Task directions: Write out the whole of the material exactly.

(Excerpt from a dataset)
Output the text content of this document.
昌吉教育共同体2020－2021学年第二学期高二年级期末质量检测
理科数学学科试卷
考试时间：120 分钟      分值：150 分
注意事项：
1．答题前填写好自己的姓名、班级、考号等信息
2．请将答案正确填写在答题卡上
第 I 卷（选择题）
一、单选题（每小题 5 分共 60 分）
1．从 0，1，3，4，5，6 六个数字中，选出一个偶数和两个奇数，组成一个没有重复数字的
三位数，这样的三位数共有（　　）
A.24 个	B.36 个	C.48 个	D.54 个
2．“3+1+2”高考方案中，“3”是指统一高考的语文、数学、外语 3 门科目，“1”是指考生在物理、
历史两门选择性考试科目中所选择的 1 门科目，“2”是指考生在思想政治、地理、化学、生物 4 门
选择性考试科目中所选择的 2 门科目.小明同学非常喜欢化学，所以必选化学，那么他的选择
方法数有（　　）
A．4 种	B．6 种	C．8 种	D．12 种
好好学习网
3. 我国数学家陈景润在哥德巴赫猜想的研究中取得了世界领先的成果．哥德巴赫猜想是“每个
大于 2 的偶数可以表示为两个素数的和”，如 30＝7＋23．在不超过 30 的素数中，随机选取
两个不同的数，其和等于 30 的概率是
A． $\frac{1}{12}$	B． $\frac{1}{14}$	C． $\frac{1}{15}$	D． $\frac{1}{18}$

Solution to this problem:
Output the text content of this document.
昌吉教育共同体2020－2021学年第二学期高二年级期末质量检测
理科数学学科试卷
考试时间：120 分钟      分值：150 分
注意事项：
1．答题前填写好自己的姓名、班级、考号等信息
2．请将答案正确填写在答题卡上
第 I 卷（选择题）
一、单选题（每小题 5 分共 60 分）
1．从 0，1，3，4，5，6 六个数字中，选出一个偶数和两个奇数，组成一个没有重复数字的
三位数，这样的三位数共有（　　）
A.24 个	B.36 个	C.48 个	D.54 个
2．“3+1+2”高考方案中，“3”是指统一高考的语文、数学、外语 3 门科目，“1”是指考生在物理、
历史两门选择性考试科目中所选择的 1 门科目，“2”是指考生在思想政治、地理、化学、生物 4 门
选择性考试科目中所选择的 2 门科目.小明同学非常喜欢化学，所以必选化学，那么他的选择
方法数有（　　）
A．4 种	B．6 种	C．8 种	D．12 种
好好学习网
3. 我国数学家陈景润在哥德巴赫猜想的研究中取得了世界领先的成果．哥德巴赫猜想是“每个
大于 2 的偶数可以表示为两个素数的和”，如 30＝7＋23．在不超过 30 的素数中，随机选取
两个不同的数，其和等于 30 的概率是
A． $\frac{1}{12}$	B． $\frac{1}{14}$	C． $\frac{1}{15}$	D． $\frac{1}{18}$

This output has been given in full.